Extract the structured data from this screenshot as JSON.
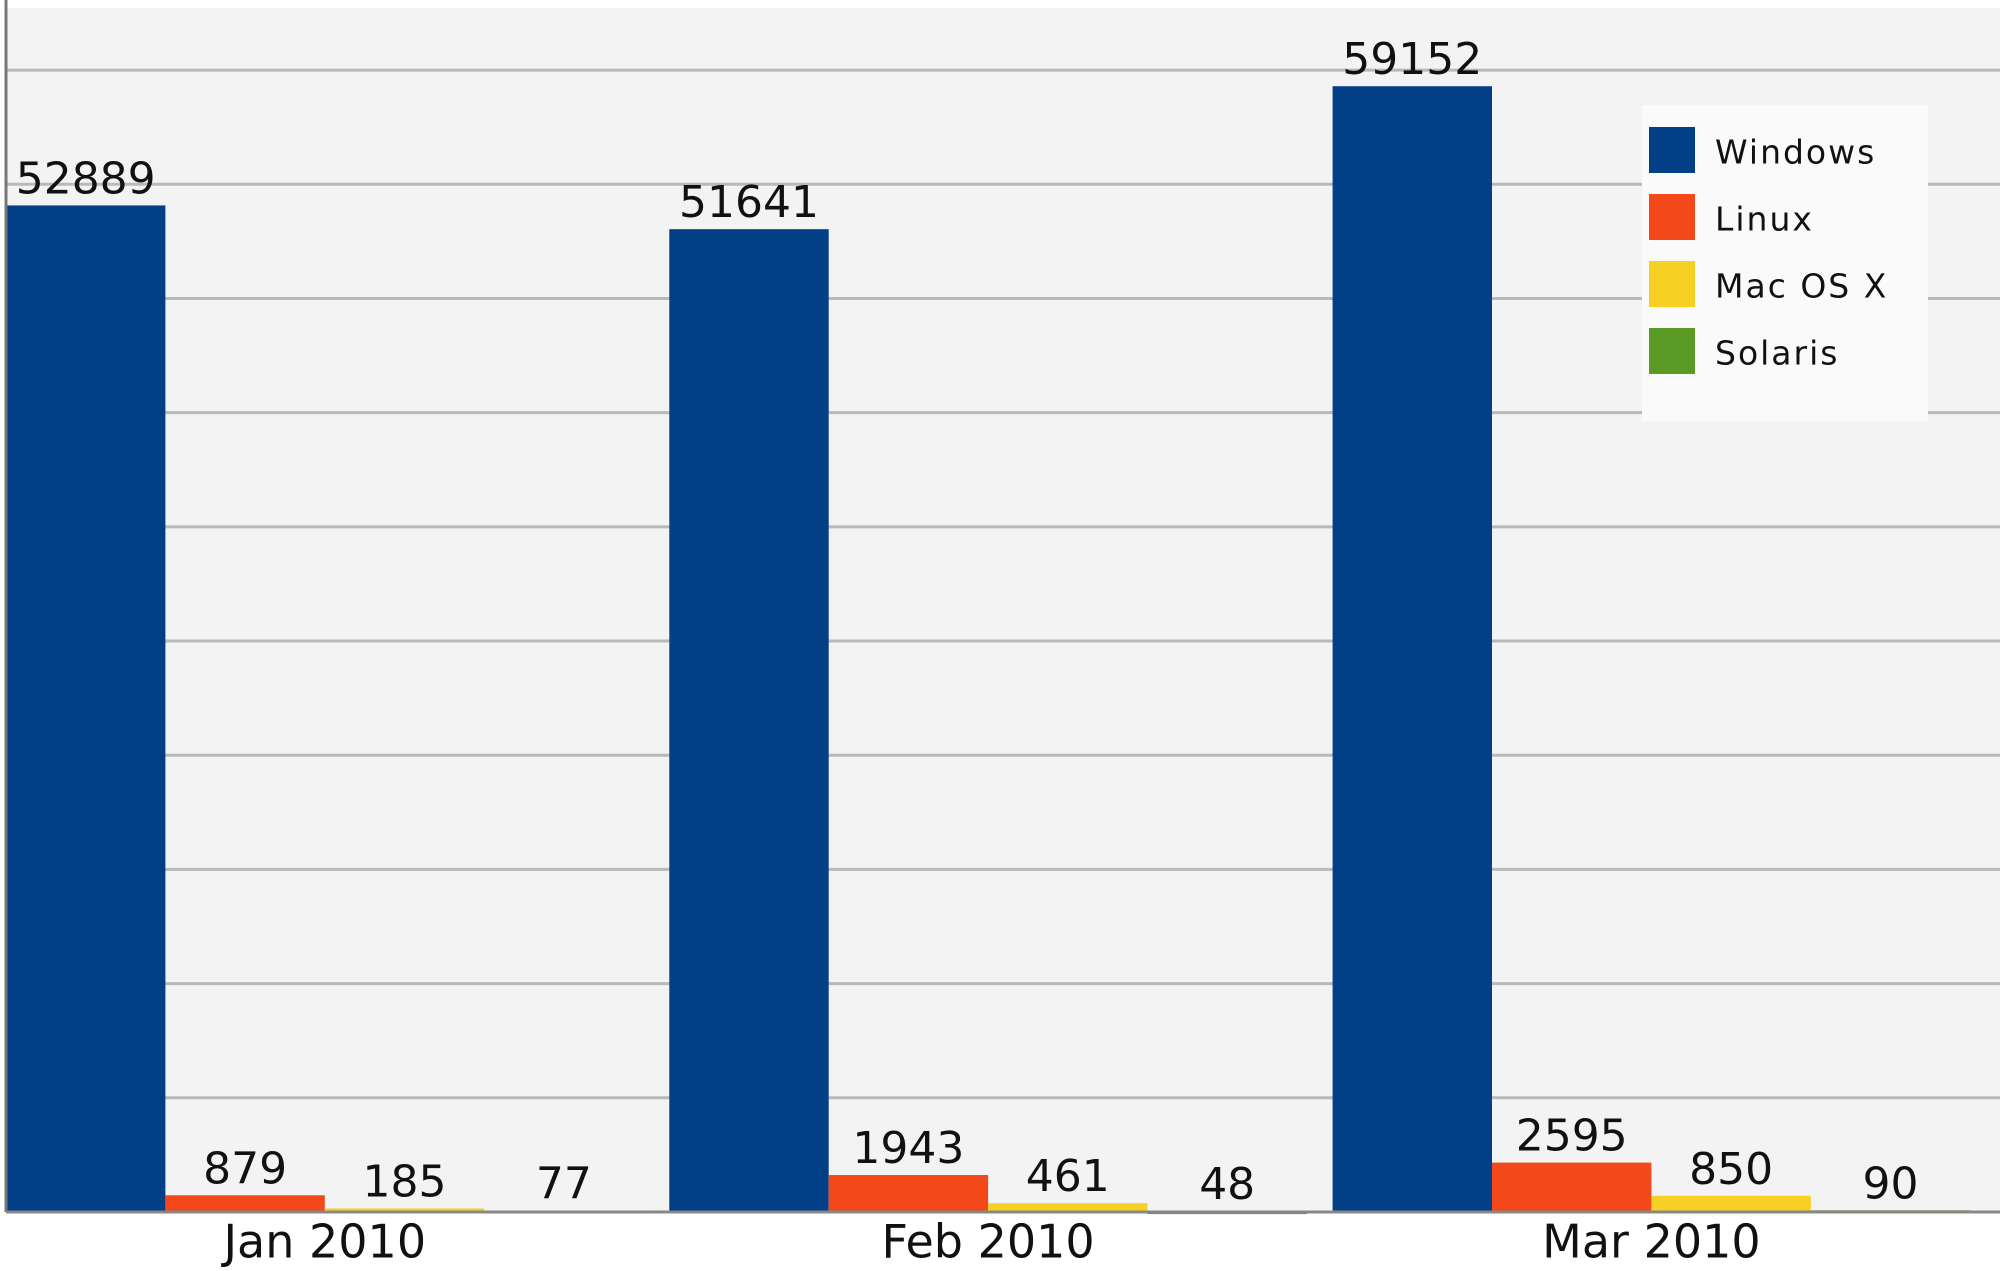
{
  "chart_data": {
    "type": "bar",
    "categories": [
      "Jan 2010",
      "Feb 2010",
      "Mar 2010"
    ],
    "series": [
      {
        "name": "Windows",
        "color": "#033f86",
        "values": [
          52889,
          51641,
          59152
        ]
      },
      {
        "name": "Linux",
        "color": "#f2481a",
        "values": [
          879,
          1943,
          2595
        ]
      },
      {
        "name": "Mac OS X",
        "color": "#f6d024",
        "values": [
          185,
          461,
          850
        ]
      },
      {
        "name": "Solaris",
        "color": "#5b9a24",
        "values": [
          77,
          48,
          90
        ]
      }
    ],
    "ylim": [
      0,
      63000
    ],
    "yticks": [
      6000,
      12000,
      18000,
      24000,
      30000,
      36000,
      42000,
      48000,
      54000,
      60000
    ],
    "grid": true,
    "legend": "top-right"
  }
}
==========
▶ [What is asked]: In how many lines does the word "color" appear? Respond with the number alone.

▶ [Written answer]: 4